RAW DATA —
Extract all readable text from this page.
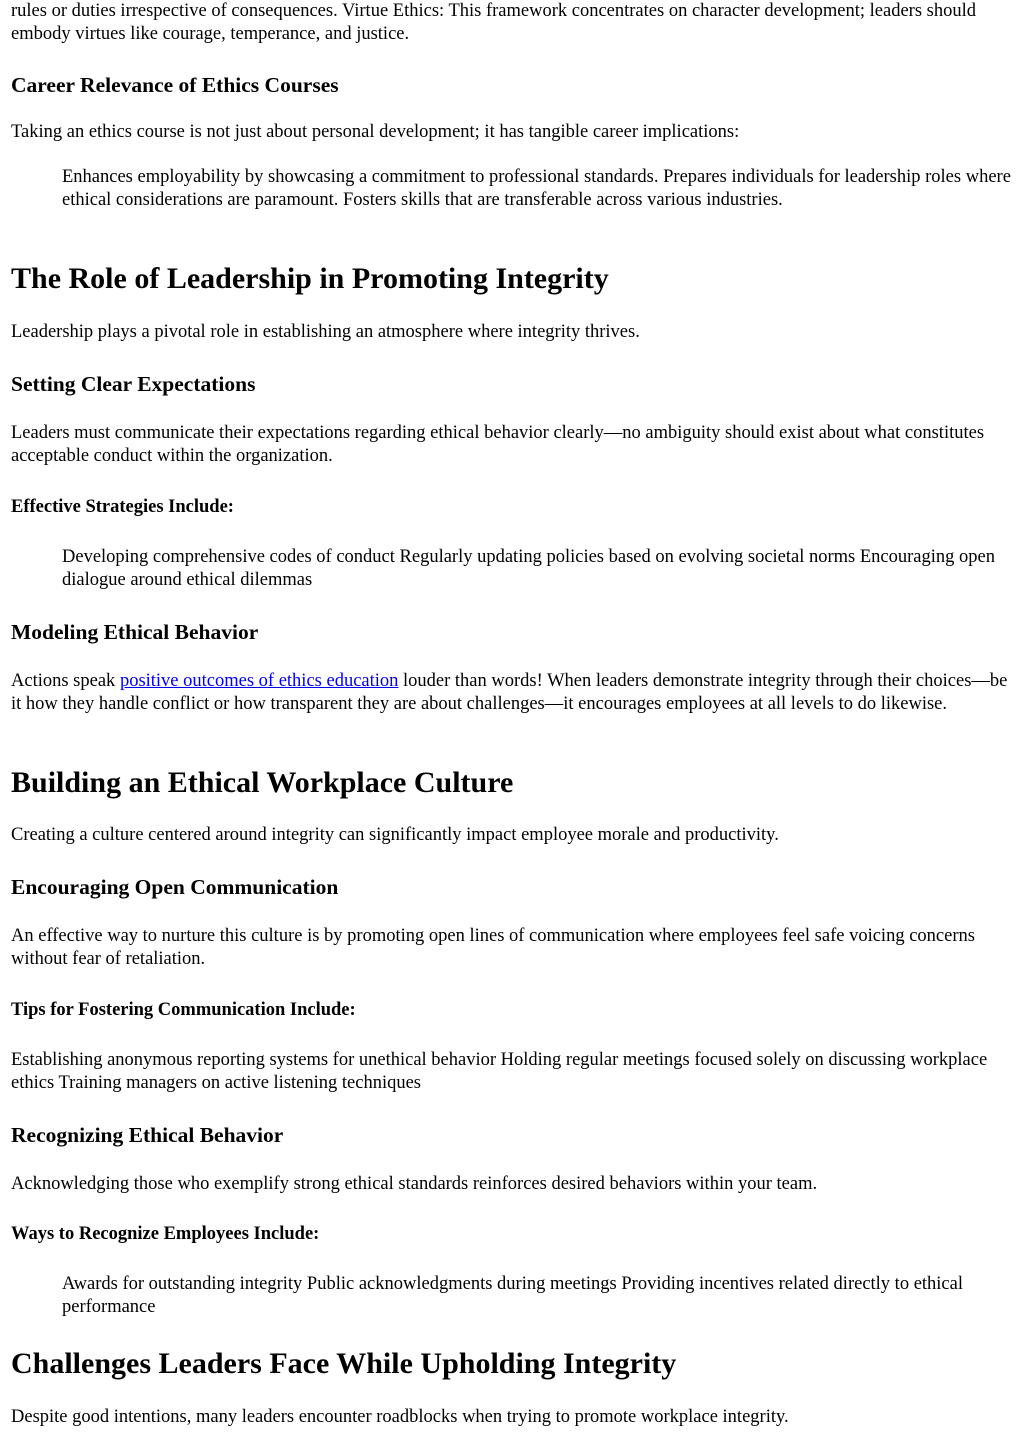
rules or duties irrespective of consequences. Virtue Ethics: This framework concentrates on character development; leaders should embody virtues like courage, temperance, and justice.

Career Relevance of Ethics Courses

Taking an ethics course is not just about personal development; it has tangible career implications:

Enhances employability by showcasing a commitment to professional standards. Prepares individuals for leadership roles where ethical considerations are paramount. Fosters skills that are transferable across various industries.

The Role of Leadership in Promoting Integrity

Leadership plays a pivotal role in establishing an atmosphere where integrity thrives.

Setting Clear Expectations

Leaders must communicate their expectations regarding ethical behavior clearly—no ambiguity should exist about what constitutes acceptable conduct within the organization.

Effective Strategies Include:

Developing comprehensive codes of conduct Regularly updating policies based on evolving societal norms Encouraging open dialogue around ethical dilemmas

Modeling Ethical Behavior

Actions speak positive outcomes of ethics education louder than words! When leaders demonstrate integrity through their choices—be it how they handle conflict or how transparent they are about challenges—it encourages employees at all levels to do likewise.

Building an Ethical Workplace Culture

Creating a culture centered around integrity can significantly impact employee morale and productivity.

Encouraging Open Communication

An effective way to nurture this culture is by promoting open lines of communication where employees feel safe voicing concerns without fear of retaliation.

Tips for Fostering Communication Include:

Establishing anonymous reporting systems for unethical behavior Holding regular meetings focused solely on discussing workplace ethics Training managers on active listening techniques

Recognizing Ethical Behavior

Acknowledging those who exemplify strong ethical standards reinforces desired behaviors within your team.

Ways to Recognize Employees Include:

Awards for outstanding integrity Public acknowledgments during meetings Providing incentives related directly to ethical performance

Challenges Leaders Face While Upholding Integrity

Despite good intentions, many leaders encounter roadblocks when trying to promote workplace integrity.
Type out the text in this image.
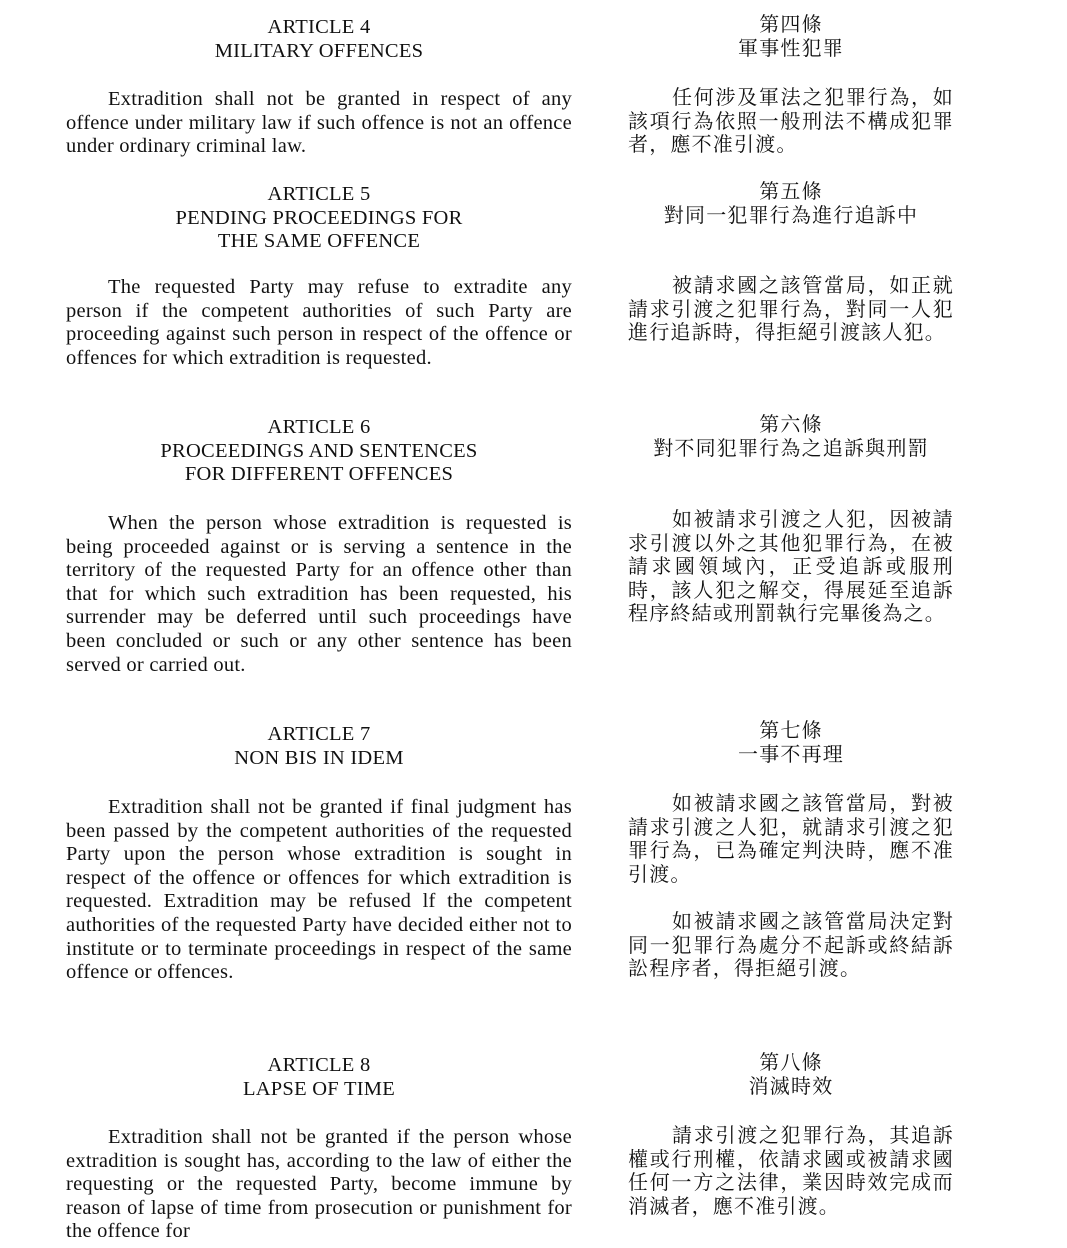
ARTICLE 4
MILITARY OFFENCES

Extradition shall not be granted in respect of any offence under military law if such offence is not an offence under ordinary criminal law.

ARTICLE 5
PENDING PROCEEDINGS FOR
THE SAME OFFENCE

The requested Party may refuse to extradite any person if the competent authorities of such Party are proceeding against such person in respect of the offence or offences for which extradition is requested.

ARTICLE 6
PROCEEDINGS AND SENTENCES
FOR DIFFERENT OFFENCES

When the person whose extradition is requested is being proceeded against or is serving a sentence in the territory of the requested Party for an offence other than that for which such extradition has been requested, his surrender may be deferred until such proceedings have been concluded or such or any other sentence has been served or carried out.

ARTICLE 7
NON BIS IN IDEM

Extradition shall not be granted if final judgment has been passed by the competent authorities of the requested Party upon the person whose extradition is sought in respect of the offence or offences for which extradition is requested. Extradition may be refused lf the competent authorities of the requested Party have decided either not to institute or to terminate proceedings in respect of the same offence or offences.

ARTICLE 8
LAPSE OF TIME

Extradition shall not be granted if the person whose extradition is sought has, according to the law of either the requesting or the requested Party, become immune by reason of lapse of time from prosecution or punishment for the offence for

第四條
軍事性犯罪

任何涉及軍法之犯罪行為，如該項行為依照一般刑法不構成犯罪者，應不准引渡。

第五條
對同一犯罪行為進行追訴中

被請求國之該管當局，如正就請求引渡之犯罪行為，對同一人犯進行追訴時，得拒絕引渡該人犯。

第六條
對不同犯罪行為之追訴與刑罰

如被請求引渡之人犯，因被請求引渡以外之其他犯罪行為，在被請求國領域內，正受追訴或服刑時，該人犯之解交，得展延至追訴程序終結或刑罰執行完畢後為之。

第七條
一事不再理

如被請求國之該管當局，對被請求引渡之人犯，就請求引渡之犯罪行為，已為確定判決時，應不准引渡。

如被請求國之該管當局決定對同一犯罪行為處分不起訴或終結訴訟程序者，得拒絕引渡。

第八條
消滅時效

請求引渡之犯罪行為，其追訴權或行刑權，依請求國或被請求國任何一方之法律，業因時效完成而消滅者，應不准引渡。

WHAT YOU SHOULD DO —
Using the listing above, show each line holding the string "sought".

THE RESULT —
Extradition shall not be granted if final judgment has been passed by the competent authorities of the requested Party upon the person whose extradition is sought in respect of the offence or offences for which extradition is requested. Extradition may be refused lf the competent authorities of the requested Party have decided either not to institute or to terminate proceedings in respect of the same offence or offences.
Extradition shall not be granted if the person whose extradition is sought has, according to the law of either the requesting or the requested Party, become immune by reason of lapse of time from prosecution or punishment for the offence for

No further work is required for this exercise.